DIRECTIVE> Every record below should be printed exactly as it appears.

--- Begin AVAILABLE RECORDS ---

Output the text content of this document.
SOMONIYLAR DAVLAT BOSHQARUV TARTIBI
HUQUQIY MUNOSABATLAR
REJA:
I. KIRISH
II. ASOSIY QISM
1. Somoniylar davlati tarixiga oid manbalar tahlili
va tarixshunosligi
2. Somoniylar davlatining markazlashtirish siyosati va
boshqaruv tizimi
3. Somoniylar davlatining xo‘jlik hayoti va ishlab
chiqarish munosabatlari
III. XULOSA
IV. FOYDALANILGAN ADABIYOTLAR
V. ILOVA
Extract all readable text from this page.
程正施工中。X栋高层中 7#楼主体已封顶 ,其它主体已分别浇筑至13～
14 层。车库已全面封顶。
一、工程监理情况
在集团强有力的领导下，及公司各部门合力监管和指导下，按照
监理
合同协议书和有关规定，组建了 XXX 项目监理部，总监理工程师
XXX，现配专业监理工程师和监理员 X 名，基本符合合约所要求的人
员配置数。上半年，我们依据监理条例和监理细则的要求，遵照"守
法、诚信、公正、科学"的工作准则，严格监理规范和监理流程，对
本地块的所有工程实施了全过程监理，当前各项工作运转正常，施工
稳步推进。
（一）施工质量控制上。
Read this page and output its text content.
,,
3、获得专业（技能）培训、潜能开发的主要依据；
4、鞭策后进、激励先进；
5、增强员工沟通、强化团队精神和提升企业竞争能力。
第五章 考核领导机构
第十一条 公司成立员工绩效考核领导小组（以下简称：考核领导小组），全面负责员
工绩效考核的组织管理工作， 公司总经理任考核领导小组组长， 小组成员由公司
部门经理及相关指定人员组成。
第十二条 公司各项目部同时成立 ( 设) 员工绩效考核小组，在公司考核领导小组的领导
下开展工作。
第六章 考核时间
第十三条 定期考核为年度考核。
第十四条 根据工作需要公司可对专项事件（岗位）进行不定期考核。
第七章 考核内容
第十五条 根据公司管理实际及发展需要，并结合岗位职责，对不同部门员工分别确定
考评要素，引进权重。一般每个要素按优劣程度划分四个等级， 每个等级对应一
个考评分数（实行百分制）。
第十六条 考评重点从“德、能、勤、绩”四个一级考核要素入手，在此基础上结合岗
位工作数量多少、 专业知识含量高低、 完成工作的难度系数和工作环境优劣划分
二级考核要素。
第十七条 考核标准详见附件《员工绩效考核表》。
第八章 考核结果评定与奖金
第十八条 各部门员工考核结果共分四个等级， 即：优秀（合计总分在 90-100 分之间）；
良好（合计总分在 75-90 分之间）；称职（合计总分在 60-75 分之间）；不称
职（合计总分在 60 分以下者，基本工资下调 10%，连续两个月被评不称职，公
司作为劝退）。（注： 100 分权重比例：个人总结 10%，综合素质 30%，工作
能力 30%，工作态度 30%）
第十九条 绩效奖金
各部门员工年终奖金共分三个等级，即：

--- End AVAILABLE RECORDS ---

SOLVED PROBLEM>
Output the text content of this document.
SOMONIYLAR DAVLAT BOSHQARUV TARTIBI
HUQUQIY MUNOSABATLAR
REJA:
I. KIRISH
II. ASOSIY QISM
1. Somoniylar davlati tarixiga oid manbalar tahlili
va tarixshunosligi
2. Somoniylar davlatining markazlashtirish siyosati va
boshqaruv tizimi
3. Somoniylar davlatining xo‘jlik hayoti va ishlab
chiqarish munosabatlari
III. XULOSA
IV. FOYDALANILGAN ADABIYOTLAR
V. ILOVA
Extract all readable text from this page.
程正施工中。X栋高层中 7#楼主体已封顶 ,其它主体已分别浇筑至13～
14 层。车库已全面封顶。
一、工程监理情况
在集团强有力的领导下，及公司各部门合力监管和指导下，按照
监理
合同协议书和有关规定，组建了 XXX 项目监理部，总监理工程师
XXX，现配专业监理工程师和监理员 X 名，基本符合合约所要求的人
员配置数。上半年，我们依据监理条例和监理细则的要求，遵照"守
法、诚信、公正、科学"的工作准则，严格监理规范和监理流程，对
本地块的所有工程实施了全过程监理，当前各项工作运转正常，施工
稳步推进。
（一）施工质量控制上。
Read this page and output its text content.
,,
3、获得专业（技能）培训、潜能开发的主要依据；
4、鞭策后进、激励先进；
5、增强员工沟通、强化团队精神和提升企业竞争能力。
第五章 考核领导机构
第十一条 公司成立员工绩效考核领导小组（以下简称：考核领导小组），全面负责员
工绩效考核的组织管理工作， 公司总经理任考核领导小组组长， 小组成员由公司
部门经理及相关指定人员组成。
第十二条 公司各项目部同时成立 ( 设) 员工绩效考核小组，在公司考核领导小组的领导
下开展工作。
第六章 考核时间
第十三条 定期考核为年度考核。
第十四条 根据工作需要公司可对专项事件（岗位）进行不定期考核。
第七章 考核内容
第十五条 根据公司管理实际及发展需要，并结合岗位职责，对不同部门员工分别确定
考评要素，引进权重。一般每个要素按优劣程度划分四个等级， 每个等级对应一
个考评分数（实行百分制）。
第十六条 考评重点从“德、能、勤、绩”四个一级考核要素入手，在此基础上结合岗
位工作数量多少、 专业知识含量高低、 完成工作的难度系数和工作环境优劣划分
二级考核要素。
第十七条 考核标准详见附件《员工绩效考核表》。
第八章 考核结果评定与奖金
第十八条 各部门员工考核结果共分四个等级， 即：优秀（合计总分在 90-100 分之间）；
良好（合计总分在 75-90 分之间）；称职（合计总分在 60-75 分之间）；不称
职（合计总分在 60 分以下者，基本工资下调 10%，连续两个月被评不称职，公
司作为劝退）。（注： 100 分权重比例：个人总结 10%，综合素质 30%，工作
能力 30%，工作态度 30%）
第十九条 绩效奖金
各部门员工年终奖金共分三个等级，即：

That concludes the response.